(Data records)
========================================================================

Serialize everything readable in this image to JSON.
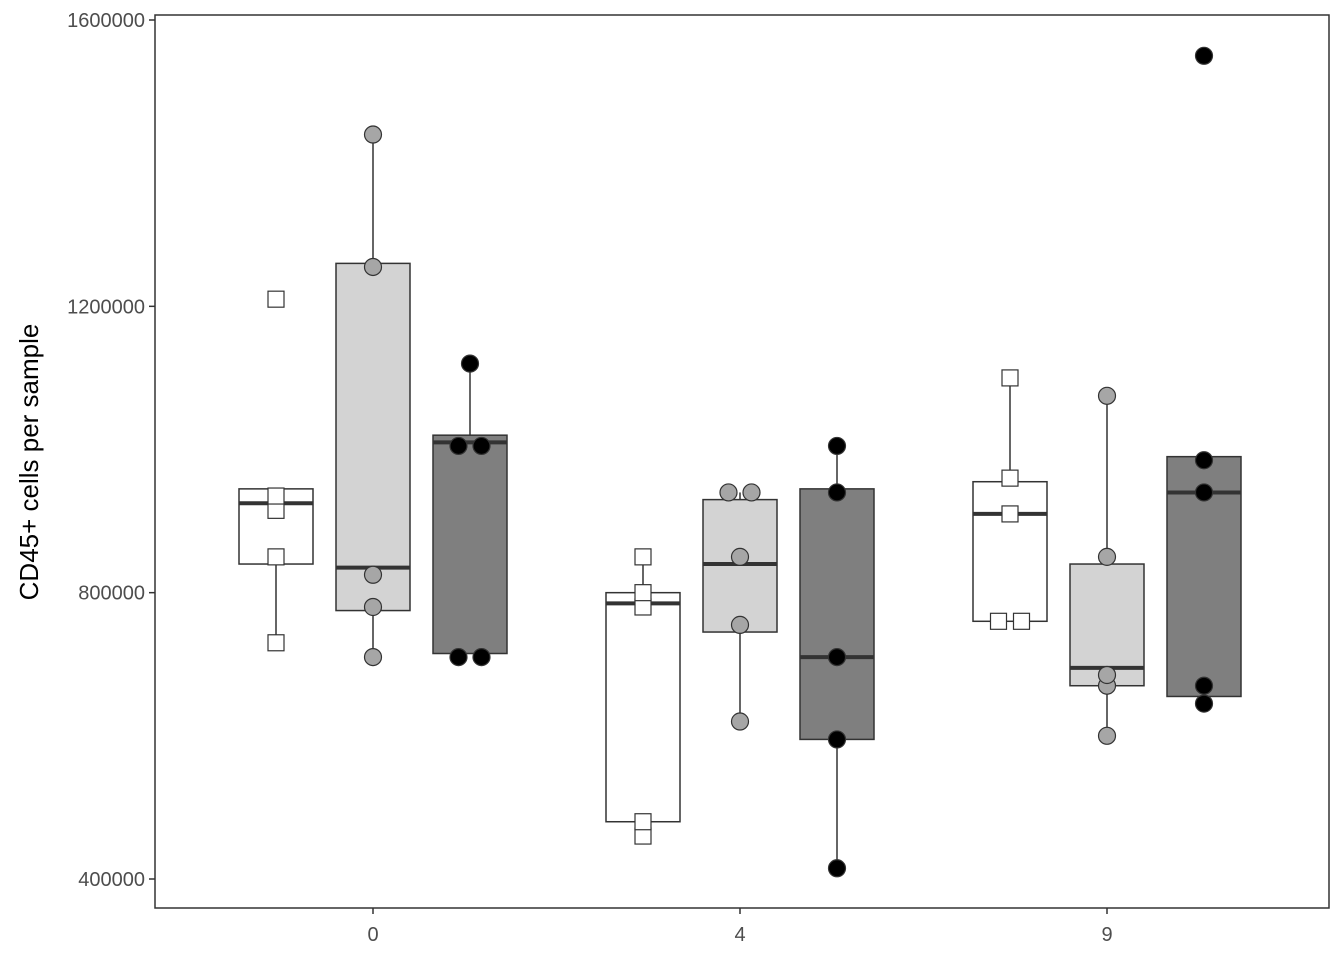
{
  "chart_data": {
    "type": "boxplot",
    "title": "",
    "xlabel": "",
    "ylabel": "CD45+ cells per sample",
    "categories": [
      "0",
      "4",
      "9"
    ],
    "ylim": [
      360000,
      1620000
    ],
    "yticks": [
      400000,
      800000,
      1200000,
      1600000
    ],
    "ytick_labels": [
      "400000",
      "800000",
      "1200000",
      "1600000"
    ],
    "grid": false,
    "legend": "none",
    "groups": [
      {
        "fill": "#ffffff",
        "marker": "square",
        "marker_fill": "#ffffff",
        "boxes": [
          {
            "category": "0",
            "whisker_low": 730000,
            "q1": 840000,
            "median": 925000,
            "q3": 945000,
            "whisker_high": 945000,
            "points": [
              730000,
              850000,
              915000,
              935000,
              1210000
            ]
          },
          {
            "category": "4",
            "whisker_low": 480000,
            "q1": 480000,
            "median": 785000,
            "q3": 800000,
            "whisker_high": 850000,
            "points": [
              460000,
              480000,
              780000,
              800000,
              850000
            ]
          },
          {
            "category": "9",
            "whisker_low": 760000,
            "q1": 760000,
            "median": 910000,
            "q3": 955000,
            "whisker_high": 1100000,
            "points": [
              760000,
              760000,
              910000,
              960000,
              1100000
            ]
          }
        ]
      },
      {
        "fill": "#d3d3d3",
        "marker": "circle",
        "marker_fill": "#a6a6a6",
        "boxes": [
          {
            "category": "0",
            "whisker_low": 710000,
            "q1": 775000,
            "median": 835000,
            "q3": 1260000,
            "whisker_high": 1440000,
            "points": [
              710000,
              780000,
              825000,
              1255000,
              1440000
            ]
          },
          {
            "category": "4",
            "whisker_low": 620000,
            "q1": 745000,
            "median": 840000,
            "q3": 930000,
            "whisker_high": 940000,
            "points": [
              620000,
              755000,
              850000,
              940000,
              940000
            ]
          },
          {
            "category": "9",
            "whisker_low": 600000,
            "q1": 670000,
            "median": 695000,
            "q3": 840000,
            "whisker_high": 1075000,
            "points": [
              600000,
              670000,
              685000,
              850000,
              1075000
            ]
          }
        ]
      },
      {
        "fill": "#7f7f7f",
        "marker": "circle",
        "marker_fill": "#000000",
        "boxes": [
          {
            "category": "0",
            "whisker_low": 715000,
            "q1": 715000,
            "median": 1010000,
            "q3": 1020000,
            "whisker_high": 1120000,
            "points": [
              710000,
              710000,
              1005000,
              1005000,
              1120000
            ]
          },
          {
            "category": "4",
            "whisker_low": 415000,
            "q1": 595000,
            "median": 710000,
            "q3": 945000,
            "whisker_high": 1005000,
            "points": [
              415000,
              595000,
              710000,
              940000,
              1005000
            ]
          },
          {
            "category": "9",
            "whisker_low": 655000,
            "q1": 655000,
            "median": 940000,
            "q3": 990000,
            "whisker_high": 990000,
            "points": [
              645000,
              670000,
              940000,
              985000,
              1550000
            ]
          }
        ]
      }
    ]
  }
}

========================================================================

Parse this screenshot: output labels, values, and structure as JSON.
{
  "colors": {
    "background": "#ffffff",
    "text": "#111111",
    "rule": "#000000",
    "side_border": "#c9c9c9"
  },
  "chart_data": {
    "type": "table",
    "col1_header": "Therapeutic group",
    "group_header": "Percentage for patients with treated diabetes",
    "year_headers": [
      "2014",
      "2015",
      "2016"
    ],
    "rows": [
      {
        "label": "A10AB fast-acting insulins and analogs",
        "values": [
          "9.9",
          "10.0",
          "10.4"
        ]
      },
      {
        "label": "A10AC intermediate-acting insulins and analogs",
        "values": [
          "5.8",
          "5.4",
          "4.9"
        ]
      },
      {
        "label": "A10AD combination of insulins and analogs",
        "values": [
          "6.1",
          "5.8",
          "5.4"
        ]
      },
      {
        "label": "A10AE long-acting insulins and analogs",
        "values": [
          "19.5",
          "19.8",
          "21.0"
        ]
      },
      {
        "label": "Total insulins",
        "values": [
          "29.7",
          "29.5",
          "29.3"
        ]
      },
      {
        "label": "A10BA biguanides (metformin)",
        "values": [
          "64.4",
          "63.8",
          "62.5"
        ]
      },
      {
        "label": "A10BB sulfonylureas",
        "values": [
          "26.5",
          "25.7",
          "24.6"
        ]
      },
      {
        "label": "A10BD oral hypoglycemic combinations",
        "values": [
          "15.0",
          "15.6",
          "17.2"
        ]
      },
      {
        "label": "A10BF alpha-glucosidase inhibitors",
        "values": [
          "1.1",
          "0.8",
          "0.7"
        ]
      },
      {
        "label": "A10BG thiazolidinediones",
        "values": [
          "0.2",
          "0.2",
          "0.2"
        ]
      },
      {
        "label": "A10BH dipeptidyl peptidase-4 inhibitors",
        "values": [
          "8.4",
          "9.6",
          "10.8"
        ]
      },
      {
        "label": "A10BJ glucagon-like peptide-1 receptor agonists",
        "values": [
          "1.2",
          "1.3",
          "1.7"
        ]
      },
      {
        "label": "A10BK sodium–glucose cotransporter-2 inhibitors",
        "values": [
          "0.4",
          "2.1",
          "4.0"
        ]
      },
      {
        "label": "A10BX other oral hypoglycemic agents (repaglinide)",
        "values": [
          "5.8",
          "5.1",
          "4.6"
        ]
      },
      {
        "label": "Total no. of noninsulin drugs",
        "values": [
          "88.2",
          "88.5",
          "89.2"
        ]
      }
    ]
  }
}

========================================================================

Each line of the records that contains the string "ffffff" must be copied.

EXERCISE OUTPUT
        "fill": "#ffffff",
        "marker_fill": "#ffffff",
    "background": "#ffffff",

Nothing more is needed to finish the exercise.